STORED RECORDS:
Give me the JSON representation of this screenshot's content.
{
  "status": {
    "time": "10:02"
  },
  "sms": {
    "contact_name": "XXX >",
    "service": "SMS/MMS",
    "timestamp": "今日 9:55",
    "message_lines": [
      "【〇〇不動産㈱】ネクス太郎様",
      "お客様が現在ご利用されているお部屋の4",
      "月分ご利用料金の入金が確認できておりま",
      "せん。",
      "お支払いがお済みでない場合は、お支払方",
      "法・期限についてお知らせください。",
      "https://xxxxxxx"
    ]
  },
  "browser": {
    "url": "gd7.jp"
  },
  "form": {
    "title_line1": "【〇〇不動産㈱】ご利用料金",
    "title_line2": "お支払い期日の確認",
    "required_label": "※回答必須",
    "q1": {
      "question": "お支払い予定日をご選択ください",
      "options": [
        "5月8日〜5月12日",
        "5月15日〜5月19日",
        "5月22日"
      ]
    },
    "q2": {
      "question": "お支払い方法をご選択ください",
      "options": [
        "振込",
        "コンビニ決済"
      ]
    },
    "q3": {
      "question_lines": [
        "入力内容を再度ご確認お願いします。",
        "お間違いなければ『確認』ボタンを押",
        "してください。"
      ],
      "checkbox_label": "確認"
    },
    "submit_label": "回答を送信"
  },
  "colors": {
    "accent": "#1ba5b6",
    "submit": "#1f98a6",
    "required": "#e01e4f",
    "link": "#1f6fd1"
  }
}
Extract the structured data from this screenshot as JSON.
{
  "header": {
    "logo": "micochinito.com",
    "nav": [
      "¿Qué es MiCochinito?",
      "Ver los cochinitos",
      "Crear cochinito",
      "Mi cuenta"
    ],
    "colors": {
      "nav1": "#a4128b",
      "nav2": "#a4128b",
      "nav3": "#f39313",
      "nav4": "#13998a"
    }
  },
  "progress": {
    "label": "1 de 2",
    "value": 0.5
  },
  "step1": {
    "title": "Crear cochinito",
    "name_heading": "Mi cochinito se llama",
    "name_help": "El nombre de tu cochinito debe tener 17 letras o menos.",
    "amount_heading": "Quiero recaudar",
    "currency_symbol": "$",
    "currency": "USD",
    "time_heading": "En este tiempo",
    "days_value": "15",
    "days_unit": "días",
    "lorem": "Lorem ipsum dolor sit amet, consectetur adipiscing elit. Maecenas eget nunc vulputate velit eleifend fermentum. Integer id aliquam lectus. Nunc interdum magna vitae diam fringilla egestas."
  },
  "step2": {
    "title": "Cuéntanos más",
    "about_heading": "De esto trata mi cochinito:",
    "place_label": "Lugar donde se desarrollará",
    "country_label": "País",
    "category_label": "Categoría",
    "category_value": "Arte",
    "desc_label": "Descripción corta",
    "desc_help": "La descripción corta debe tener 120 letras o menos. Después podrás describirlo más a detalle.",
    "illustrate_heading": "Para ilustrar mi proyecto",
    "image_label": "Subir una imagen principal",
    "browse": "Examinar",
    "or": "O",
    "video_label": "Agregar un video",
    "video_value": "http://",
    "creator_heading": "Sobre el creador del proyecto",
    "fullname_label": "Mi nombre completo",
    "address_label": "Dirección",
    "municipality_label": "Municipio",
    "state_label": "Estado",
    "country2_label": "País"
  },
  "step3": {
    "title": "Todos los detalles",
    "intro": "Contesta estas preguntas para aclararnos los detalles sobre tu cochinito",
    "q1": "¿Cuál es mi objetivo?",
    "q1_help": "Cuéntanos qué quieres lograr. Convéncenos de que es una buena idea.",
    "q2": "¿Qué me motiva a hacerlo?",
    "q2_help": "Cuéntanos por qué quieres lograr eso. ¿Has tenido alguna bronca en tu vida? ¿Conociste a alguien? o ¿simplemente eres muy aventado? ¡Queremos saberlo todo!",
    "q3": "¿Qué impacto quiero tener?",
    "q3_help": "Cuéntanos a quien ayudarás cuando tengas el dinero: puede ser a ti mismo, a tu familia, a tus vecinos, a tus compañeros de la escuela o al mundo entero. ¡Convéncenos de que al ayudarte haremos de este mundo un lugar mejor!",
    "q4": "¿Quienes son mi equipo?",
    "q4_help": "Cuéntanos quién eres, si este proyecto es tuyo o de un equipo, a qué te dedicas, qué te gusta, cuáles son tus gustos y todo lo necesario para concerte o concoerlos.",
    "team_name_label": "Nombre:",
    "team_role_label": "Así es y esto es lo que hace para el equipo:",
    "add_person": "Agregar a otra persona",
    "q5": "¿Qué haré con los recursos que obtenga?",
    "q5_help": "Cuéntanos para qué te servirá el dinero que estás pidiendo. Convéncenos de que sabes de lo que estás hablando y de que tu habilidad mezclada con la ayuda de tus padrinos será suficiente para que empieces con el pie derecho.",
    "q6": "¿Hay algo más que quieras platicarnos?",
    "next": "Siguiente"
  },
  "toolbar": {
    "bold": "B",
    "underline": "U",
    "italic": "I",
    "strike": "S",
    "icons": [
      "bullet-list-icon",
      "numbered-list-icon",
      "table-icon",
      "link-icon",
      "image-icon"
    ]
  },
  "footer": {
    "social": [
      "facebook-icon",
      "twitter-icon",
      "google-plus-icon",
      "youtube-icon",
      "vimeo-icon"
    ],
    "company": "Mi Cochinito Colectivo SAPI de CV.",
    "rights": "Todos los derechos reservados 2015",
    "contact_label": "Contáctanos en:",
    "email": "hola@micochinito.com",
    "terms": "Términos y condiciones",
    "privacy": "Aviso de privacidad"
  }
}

SET TASK:
Only a number is needed: how many lines of the material above contain "tener"?

FINAL ANSWER:
3